┏━━

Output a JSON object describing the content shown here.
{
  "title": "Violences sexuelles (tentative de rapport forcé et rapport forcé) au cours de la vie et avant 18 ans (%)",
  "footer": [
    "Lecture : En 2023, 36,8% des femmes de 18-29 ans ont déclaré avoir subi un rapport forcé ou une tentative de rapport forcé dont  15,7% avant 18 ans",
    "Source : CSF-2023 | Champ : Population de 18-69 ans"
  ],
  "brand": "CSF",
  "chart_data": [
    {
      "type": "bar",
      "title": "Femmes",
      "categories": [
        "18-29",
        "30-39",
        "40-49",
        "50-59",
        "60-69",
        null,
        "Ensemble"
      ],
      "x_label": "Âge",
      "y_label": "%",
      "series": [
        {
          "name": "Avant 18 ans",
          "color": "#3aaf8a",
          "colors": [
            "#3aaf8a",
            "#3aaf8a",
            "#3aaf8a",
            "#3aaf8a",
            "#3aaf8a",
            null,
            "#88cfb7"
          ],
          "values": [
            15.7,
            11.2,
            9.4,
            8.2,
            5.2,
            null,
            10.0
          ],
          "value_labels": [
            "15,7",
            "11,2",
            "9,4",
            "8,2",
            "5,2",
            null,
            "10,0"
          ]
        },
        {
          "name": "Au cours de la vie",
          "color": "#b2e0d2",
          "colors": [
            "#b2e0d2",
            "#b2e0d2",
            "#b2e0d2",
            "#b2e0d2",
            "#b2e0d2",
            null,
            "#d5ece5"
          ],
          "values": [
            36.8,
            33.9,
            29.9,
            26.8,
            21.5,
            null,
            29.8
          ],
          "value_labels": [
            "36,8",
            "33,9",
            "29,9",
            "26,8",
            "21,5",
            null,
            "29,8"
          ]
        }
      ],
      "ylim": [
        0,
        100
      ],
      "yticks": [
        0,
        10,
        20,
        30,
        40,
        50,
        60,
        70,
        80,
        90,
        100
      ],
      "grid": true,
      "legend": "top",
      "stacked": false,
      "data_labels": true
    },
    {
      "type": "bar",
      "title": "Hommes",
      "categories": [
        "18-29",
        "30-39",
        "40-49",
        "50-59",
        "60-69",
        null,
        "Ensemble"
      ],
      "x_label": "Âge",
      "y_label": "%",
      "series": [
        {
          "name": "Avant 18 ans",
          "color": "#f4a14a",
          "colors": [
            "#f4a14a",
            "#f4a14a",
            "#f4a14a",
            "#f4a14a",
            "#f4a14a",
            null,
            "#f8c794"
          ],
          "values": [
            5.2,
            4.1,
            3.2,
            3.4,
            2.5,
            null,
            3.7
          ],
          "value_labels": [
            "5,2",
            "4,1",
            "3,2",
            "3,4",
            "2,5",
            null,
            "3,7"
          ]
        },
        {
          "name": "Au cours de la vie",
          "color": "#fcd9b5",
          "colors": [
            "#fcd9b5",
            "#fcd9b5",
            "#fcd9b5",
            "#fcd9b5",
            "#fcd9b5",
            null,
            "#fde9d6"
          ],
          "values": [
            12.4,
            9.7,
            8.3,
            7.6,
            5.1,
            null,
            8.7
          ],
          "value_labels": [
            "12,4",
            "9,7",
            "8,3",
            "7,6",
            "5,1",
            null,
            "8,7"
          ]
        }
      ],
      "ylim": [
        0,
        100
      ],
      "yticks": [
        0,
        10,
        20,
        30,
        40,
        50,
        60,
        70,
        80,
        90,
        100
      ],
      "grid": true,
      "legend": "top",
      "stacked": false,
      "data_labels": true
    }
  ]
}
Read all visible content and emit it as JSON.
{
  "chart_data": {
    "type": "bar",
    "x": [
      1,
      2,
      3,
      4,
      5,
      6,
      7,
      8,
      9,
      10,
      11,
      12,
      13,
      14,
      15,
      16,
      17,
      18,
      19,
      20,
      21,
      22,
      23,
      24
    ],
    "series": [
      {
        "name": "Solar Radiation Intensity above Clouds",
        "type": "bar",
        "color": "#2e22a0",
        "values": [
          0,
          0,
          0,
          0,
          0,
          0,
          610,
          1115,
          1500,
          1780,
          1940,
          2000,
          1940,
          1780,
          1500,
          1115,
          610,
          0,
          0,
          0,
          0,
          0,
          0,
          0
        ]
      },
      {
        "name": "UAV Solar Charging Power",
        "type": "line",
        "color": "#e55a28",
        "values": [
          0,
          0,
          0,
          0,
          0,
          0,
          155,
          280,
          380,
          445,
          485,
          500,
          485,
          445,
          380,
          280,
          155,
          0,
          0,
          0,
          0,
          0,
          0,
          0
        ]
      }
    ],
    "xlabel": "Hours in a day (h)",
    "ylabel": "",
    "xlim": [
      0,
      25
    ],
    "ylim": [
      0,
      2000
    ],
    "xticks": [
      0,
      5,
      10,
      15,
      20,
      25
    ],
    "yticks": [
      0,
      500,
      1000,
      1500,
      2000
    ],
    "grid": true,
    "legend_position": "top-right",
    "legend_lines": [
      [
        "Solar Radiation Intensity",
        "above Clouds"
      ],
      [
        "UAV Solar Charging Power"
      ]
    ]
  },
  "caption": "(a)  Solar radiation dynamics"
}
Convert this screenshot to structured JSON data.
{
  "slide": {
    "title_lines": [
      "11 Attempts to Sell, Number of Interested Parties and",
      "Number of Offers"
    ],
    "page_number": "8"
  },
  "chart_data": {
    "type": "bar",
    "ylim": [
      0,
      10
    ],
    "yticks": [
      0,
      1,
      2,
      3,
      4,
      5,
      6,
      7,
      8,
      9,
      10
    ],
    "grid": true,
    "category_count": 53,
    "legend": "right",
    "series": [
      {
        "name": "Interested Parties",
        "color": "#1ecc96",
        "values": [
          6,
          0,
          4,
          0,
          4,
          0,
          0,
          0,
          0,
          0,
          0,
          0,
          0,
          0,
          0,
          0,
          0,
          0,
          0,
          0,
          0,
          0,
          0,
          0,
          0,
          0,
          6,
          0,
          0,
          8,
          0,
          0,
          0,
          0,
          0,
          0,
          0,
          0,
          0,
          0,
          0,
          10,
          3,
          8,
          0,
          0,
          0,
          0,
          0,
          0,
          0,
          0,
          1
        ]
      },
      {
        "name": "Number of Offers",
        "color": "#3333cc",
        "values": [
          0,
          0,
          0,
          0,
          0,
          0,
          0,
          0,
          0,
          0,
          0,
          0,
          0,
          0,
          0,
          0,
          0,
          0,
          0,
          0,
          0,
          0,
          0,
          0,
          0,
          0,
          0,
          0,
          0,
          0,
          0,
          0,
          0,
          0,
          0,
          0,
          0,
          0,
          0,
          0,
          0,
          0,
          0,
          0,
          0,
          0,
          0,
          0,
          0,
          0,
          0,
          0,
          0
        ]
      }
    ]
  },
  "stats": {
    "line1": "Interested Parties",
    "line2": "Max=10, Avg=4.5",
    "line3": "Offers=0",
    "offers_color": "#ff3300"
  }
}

┗━━

Exercise description – Make an exact copy of the listing, including every line.

Exercise output –
Output a JSON object describing the content shown here.
{
  "title": "Violences sexuelles (tentative de rapport forcé et rapport forcé) au cours de la vie et avant 18 ans (%)",
  "footer": [
    "Lecture : En 2023, 36,8% des femmes de 18-29 ans ont déclaré avoir subi un rapport forcé ou une tentative de rapport forcé dont  15,7% avant 18 ans",
    "Source : CSF-2023 | Champ : Population de 18-69 ans"
  ],
  "brand": "CSF",
  "chart_data": [
    {
      "type": "bar",
      "title": "Femmes",
      "categories": [
        "18-29",
        "30-39",
        "40-49",
        "50-59",
        "60-69",
        null,
        "Ensemble"
      ],
      "x_label": "Âge",
      "y_label": "%",
      "series": [
        {
          "name": "Avant 18 ans",
          "color": "#3aaf8a",
          "colors": [
            "#3aaf8a",
            "#3aaf8a",
            "#3aaf8a",
            "#3aaf8a",
            "#3aaf8a",
            null,
            "#88cfb7"
          ],
          "values": [
            15.7,
            11.2,
            9.4,
            8.2,
            5.2,
            null,
            10.0
          ],
          "value_labels": [
            "15,7",
            "11,2",
            "9,4",
            "8,2",
            "5,2",
            null,
            "10,0"
          ]
        },
        {
          "name": "Au cours de la vie",
          "color": "#b2e0d2",
          "colors": [
            "#b2e0d2",
            "#b2e0d2",
            "#b2e0d2",
            "#b2e0d2",
            "#b2e0d2",
            null,
            "#d5ece5"
          ],
          "values": [
            36.8,
            33.9,
            29.9,
            26.8,
            21.5,
            null,
            29.8
          ],
          "value_labels": [
            "36,8",
            "33,9",
            "29,9",
            "26,8",
            "21,5",
            null,
            "29,8"
          ]
        }
      ],
      "ylim": [
        0,
        100
      ],
      "yticks": [
        0,
        10,
        20,
        30,
        40,
        50,
        60,
        70,
        80,
        90,
        100
      ],
      "grid": true,
      "legend": "top",
      "stacked": false,
      "data_labels": true
    },
    {
      "type": "bar",
      "title": "Hommes",
      "categories": [
        "18-29",
        "30-39",
        "40-49",
        "50-59",
        "60-69",
        null,
        "Ensemble"
      ],
      "x_label": "Âge",
      "y_label": "%",
      "series": [
        {
          "name": "Avant 18 ans",
          "color": "#f4a14a",
          "colors": [
            "#f4a14a",
            "#f4a14a",
            "#f4a14a",
            "#f4a14a",
            "#f4a14a",
            null,
            "#f8c794"
          ],
          "values": [
            5.2,
            4.1,
            3.2,
            3.4,
            2.5,
            null,
            3.7
          ],
          "value_labels": [
            "5,2",
            "4,1",
            "3,2",
            "3,4",
            "2,5",
            null,
            "3,7"
          ]
        },
        {
          "name": "Au cours de la vie",
          "color": "#fcd9b5",
          "colors": [
            "#fcd9b5",
            "#fcd9b5",
            "#fcd9b5",
            "#fcd9b5",
            "#fcd9b5",
            null,
            "#fde9d6"
          ],
          "values": [
            12.4,
            9.7,
            8.3,
            7.6,
            5.1,
            null,
            8.7
          ],
          "value_labels": [
            "12,4",
            "9,7",
            "8,3",
            "7,6",
            "5,1",
            null,
            "8,7"
          ]
        }
      ],
      "ylim": [
        0,
        100
      ],
      "yticks": [
        0,
        10,
        20,
        30,
        40,
        50,
        60,
        70,
        80,
        90,
        100
      ],
      "grid": true,
      "legend": "top",
      "stacked": false,
      "data_labels": true
    }
  ]
}
Read all visible content and emit it as JSON.
{
  "chart_data": {
    "type": "bar",
    "x": [
      1,
      2,
      3,
      4,
      5,
      6,
      7,
      8,
      9,
      10,
      11,
      12,
      13,
      14,
      15,
      16,
      17,
      18,
      19,
      20,
      21,
      22,
      23,
      24
    ],
    "series": [
      {
        "name": "Solar Radiation Intensity above Clouds",
        "type": "bar",
        "color": "#2e22a0",
        "values": [
          0,
          0,
          0,
          0,
          0,
          0,
          610,
          1115,
          1500,
          1780,
          1940,
          2000,
          1940,
          1780,
          1500,
          1115,
          610,
          0,
          0,
          0,
          0,
          0,
          0,
          0
        ]
      },
      {
        "name": "UAV Solar Charging Power",
        "type": "line",
        "color": "#e55a28",
        "values": [
          0,
          0,
          0,
          0,
          0,
          0,
          155,
          280,
          380,
          445,
          485,
          500,
          485,
          445,
          380,
          280,
          155,
          0,
          0,
          0,
          0,
          0,
          0,
          0
        ]
      }
    ],
    "xlabel": "Hours in a day (h)",
    "ylabel": "",
    "xlim": [
      0,
      25
    ],
    "ylim": [
      0,
      2000
    ],
    "xticks": [
      0,
      5,
      10,
      15,
      20,
      25
    ],
    "yticks": [
      0,
      500,
      1000,
      1500,
      2000
    ],
    "grid": true,
    "legend_position": "top-right",
    "legend_lines": [
      [
        "Solar Radiation Intensity",
        "above Clouds"
      ],
      [
        "UAV Solar Charging Power"
      ]
    ]
  },
  "caption": "(a)  Solar radiation dynamics"
}
Convert this screenshot to structured JSON data.
{
  "slide": {
    "title_lines": [
      "11 Attempts to Sell, Number of Interested Parties and",
      "Number of Offers"
    ],
    "page_number": "8"
  },
  "chart_data": {
    "type": "bar",
    "ylim": [
      0,
      10
    ],
    "yticks": [
      0,
      1,
      2,
      3,
      4,
      5,
      6,
      7,
      8,
      9,
      10
    ],
    "grid": true,
    "category_count": 53,
    "legend": "right",
    "series": [
      {
        "name": "Interested Parties",
        "color": "#1ecc96",
        "values": [
          6,
          0,
          4,
          0,
          4,
          0,
          0,
          0,
          0,
          0,
          0,
          0,
          0,
          0,
          0,
          0,
          0,
          0,
          0,
          0,
          0,
          0,
          0,
          0,
          0,
          0,
          6,
          0,
          0,
          8,
          0,
          0,
          0,
          0,
          0,
          0,
          0,
          0,
          0,
          0,
          0,
          10,
          3,
          8,
          0,
          0,
          0,
          0,
          0,
          0,
          0,
          0,
          1
        ]
      },
      {
        "name": "Number of Offers",
        "color": "#3333cc",
        "values": [
          0,
          0,
          0,
          0,
          0,
          0,
          0,
          0,
          0,
          0,
          0,
          0,
          0,
          0,
          0,
          0,
          0,
          0,
          0,
          0,
          0,
          0,
          0,
          0,
          0,
          0,
          0,
          0,
          0,
          0,
          0,
          0,
          0,
          0,
          0,
          0,
          0,
          0,
          0,
          0,
          0,
          0,
          0,
          0,
          0,
          0,
          0,
          0,
          0,
          0,
          0,
          0,
          0
        ]
      }
    ]
  },
  "stats": {
    "line1": "Interested Parties",
    "line2": "Max=10, Avg=4.5",
    "line3": "Offers=0",
    "offers_color": "#ff3300"
  }
}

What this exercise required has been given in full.